> **GIVEN REQUEST**
Work out how many lines of the records hold the string "maximum", and reply with that number alone.

> **RECORDS FOR THE EXERCISE**
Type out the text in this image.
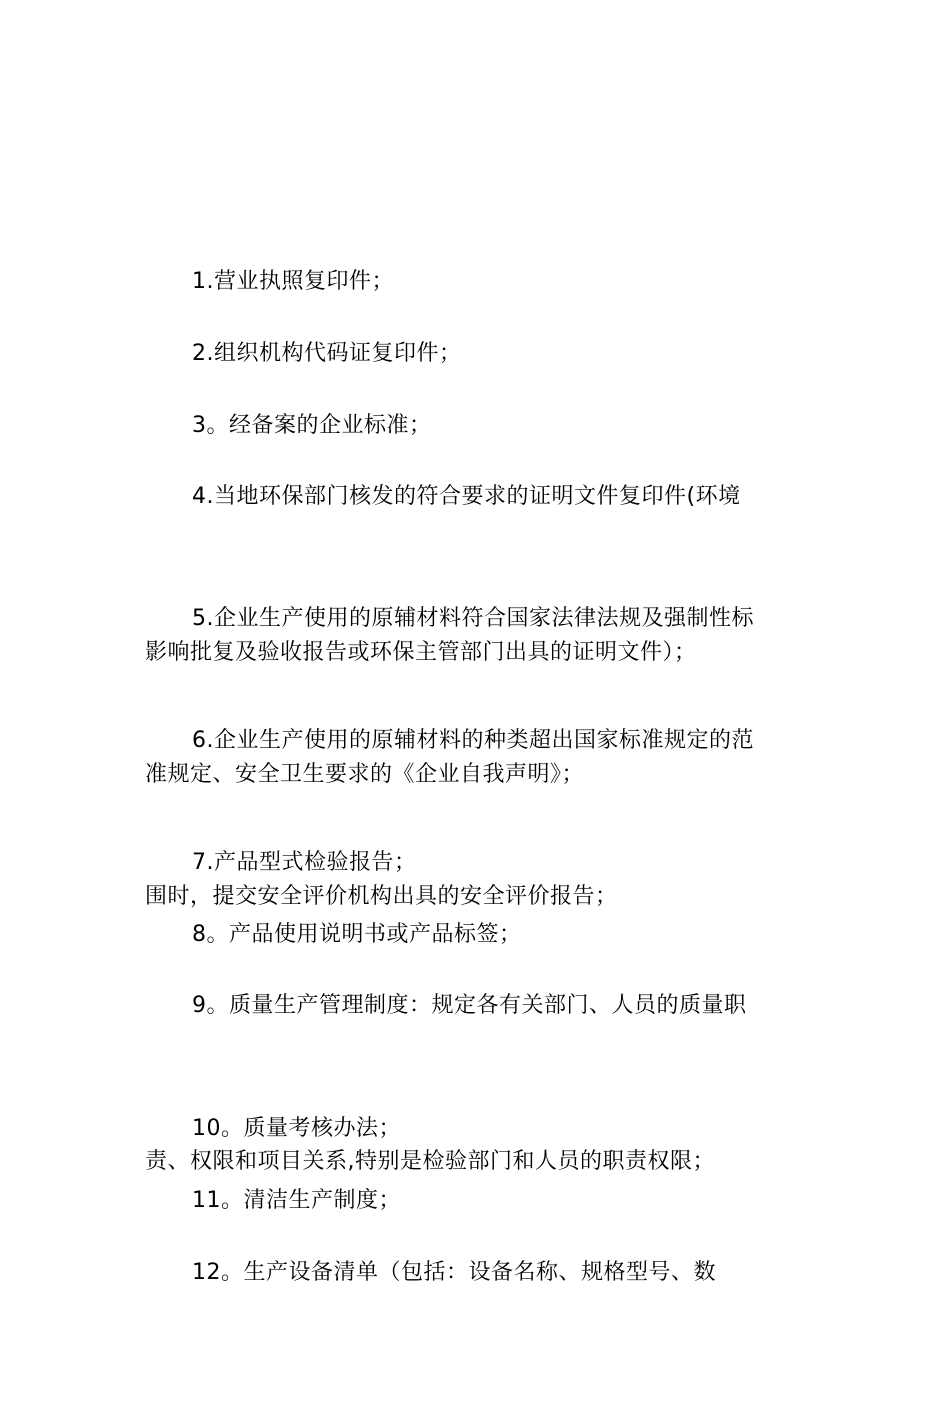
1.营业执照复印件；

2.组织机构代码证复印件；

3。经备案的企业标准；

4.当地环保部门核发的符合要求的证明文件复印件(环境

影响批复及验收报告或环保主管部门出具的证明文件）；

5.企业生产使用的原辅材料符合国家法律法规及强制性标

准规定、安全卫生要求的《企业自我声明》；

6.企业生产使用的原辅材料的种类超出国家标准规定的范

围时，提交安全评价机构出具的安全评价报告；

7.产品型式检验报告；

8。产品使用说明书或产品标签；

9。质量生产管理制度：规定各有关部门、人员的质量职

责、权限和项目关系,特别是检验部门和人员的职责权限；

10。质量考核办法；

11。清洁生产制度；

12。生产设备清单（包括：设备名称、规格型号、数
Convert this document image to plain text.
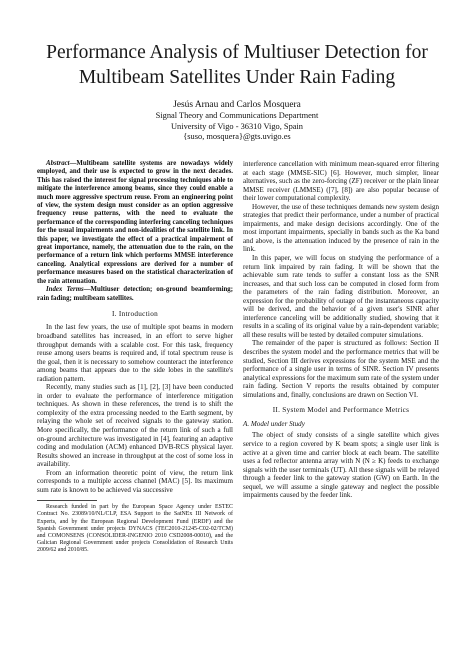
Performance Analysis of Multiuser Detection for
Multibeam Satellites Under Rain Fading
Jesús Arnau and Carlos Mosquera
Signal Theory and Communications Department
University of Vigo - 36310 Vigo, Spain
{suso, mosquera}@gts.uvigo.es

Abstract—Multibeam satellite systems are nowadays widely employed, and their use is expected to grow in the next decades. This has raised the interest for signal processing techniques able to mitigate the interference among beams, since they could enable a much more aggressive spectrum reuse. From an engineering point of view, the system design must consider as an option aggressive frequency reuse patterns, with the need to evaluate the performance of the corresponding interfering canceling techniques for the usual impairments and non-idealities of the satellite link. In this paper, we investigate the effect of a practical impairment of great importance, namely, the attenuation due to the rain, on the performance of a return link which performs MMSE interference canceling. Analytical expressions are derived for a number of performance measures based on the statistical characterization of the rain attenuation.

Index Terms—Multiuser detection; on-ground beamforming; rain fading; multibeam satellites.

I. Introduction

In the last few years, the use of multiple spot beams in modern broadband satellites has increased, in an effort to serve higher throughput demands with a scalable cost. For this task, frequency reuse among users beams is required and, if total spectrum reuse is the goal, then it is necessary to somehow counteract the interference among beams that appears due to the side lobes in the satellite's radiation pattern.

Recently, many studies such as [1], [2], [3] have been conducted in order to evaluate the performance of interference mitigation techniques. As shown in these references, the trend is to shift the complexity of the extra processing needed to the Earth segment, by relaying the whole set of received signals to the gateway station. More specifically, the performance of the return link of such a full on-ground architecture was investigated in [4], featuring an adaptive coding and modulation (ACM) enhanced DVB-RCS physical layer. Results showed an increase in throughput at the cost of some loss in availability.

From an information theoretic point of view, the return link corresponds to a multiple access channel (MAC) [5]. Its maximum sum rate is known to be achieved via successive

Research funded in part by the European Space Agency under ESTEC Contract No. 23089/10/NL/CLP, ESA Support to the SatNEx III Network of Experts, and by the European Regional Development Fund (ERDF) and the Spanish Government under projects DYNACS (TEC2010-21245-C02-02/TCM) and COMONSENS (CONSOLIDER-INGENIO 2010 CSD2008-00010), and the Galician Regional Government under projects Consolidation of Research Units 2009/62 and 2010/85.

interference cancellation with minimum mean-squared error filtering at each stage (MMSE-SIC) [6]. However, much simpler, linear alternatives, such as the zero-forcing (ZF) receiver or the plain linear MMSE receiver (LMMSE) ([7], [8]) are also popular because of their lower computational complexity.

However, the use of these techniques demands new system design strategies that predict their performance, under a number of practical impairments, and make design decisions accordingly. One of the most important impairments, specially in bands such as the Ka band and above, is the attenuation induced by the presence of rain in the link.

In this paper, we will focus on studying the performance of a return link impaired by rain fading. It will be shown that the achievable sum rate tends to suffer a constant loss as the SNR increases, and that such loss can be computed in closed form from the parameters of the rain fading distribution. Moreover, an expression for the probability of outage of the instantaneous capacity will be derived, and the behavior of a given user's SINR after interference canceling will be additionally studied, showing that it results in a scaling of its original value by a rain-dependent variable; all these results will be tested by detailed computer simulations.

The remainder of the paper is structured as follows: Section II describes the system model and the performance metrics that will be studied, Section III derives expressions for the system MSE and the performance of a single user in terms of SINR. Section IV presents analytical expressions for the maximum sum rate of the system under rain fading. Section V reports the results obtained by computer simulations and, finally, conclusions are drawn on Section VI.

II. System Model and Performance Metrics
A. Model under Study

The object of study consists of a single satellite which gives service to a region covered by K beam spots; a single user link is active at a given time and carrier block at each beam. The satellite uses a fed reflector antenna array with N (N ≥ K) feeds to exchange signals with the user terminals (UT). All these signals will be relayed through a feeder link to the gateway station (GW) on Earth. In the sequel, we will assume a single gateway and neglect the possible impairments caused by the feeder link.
...
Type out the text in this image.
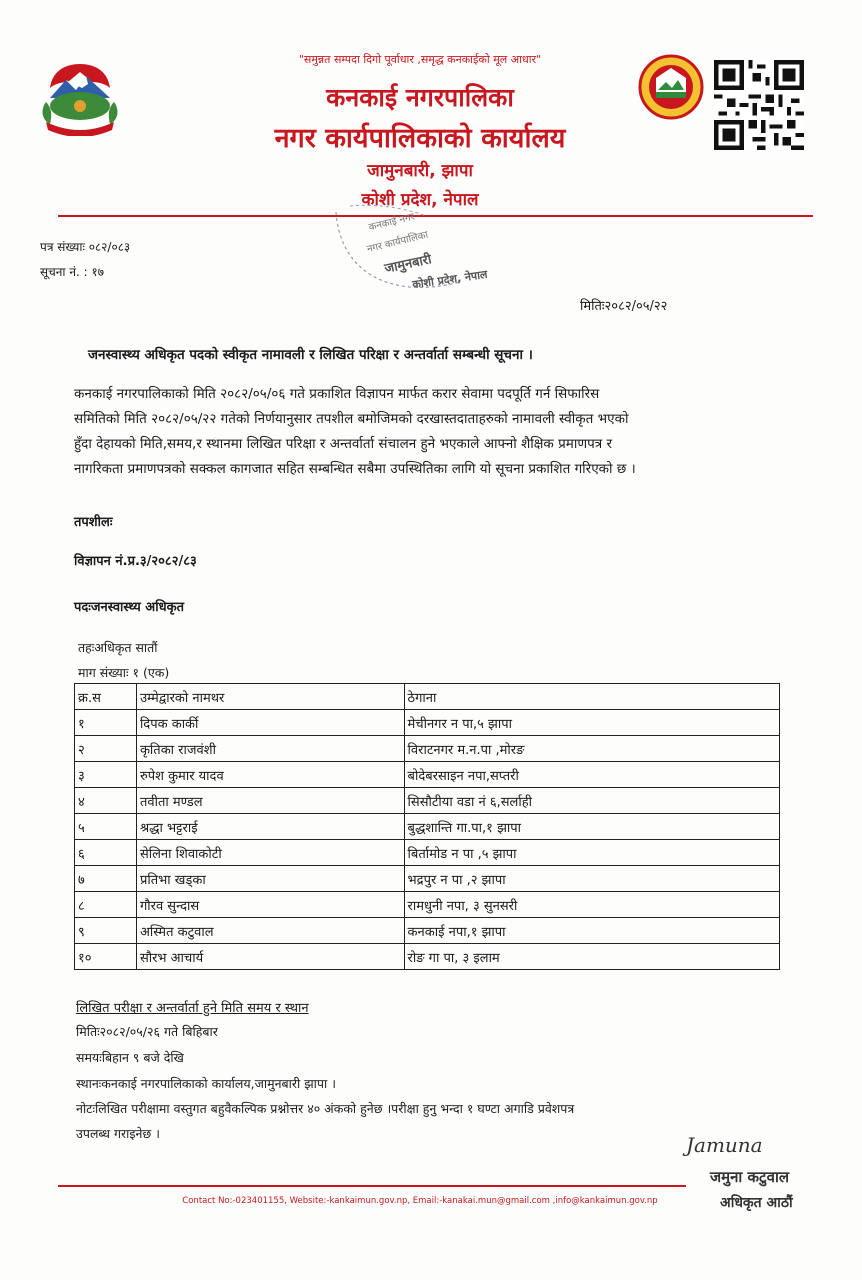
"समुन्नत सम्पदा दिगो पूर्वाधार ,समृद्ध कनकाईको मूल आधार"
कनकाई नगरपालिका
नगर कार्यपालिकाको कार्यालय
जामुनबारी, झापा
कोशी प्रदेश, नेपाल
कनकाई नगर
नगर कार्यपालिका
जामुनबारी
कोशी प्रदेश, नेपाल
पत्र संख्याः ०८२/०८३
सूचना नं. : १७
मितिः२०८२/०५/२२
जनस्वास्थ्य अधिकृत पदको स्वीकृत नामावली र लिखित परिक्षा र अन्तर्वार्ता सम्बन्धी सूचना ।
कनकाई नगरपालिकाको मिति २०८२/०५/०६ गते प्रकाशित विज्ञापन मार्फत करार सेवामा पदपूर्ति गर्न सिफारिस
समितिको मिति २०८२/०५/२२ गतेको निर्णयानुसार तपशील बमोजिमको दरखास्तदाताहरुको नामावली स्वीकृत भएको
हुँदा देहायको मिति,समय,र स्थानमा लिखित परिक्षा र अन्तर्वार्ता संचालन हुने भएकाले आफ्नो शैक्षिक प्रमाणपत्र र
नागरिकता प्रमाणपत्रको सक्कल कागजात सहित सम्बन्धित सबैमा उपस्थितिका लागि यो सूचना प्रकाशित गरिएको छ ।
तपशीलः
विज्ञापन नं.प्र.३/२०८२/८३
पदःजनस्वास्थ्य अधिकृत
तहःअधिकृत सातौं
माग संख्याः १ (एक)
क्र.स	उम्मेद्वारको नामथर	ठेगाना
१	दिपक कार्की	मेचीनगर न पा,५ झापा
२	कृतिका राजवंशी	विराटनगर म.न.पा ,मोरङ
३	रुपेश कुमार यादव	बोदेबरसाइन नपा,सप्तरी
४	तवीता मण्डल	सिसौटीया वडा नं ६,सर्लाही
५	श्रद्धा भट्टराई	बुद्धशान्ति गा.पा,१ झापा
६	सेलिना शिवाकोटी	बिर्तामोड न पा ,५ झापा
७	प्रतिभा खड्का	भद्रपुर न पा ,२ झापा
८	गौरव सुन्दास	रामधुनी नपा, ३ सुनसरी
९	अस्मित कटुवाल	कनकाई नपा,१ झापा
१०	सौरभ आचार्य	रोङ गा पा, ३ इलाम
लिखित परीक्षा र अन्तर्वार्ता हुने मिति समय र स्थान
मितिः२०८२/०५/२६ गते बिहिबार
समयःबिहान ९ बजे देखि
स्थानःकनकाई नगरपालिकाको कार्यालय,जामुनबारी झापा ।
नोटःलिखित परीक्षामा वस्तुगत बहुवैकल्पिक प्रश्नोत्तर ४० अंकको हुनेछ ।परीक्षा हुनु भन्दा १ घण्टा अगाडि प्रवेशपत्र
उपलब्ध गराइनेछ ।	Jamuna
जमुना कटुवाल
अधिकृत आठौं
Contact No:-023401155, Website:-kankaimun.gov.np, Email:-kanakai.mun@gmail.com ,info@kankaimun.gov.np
==
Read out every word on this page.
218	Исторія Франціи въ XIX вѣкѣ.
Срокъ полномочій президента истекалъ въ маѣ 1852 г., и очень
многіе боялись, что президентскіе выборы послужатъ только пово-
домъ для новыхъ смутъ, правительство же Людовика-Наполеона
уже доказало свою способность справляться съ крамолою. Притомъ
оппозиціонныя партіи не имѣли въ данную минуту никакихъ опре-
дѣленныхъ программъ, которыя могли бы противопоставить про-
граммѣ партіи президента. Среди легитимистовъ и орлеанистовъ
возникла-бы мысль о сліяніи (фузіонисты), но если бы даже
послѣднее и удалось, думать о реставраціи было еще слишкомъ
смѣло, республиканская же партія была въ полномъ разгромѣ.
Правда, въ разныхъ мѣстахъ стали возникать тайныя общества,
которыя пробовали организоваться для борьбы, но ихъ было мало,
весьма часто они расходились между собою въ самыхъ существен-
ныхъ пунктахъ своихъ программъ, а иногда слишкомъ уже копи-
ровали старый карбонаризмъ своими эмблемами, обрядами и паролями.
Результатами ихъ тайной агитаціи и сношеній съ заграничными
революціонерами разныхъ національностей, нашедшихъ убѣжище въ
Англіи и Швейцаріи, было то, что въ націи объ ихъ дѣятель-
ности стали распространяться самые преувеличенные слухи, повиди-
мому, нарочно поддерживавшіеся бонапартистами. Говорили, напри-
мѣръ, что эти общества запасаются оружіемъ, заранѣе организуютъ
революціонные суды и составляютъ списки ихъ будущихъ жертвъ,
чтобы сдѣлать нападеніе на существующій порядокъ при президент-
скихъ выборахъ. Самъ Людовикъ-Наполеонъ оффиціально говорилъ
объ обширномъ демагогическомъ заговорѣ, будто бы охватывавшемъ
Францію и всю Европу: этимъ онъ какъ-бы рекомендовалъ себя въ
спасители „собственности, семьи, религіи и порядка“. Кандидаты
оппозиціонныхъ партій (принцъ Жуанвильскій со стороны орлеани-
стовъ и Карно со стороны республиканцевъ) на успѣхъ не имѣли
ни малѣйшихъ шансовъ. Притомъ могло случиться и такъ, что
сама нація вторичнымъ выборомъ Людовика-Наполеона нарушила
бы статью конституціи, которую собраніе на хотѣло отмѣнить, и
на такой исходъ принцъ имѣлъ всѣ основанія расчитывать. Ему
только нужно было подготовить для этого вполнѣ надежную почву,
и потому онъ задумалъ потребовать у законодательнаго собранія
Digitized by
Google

> **ANSWER TO THIS PROBLEM**
2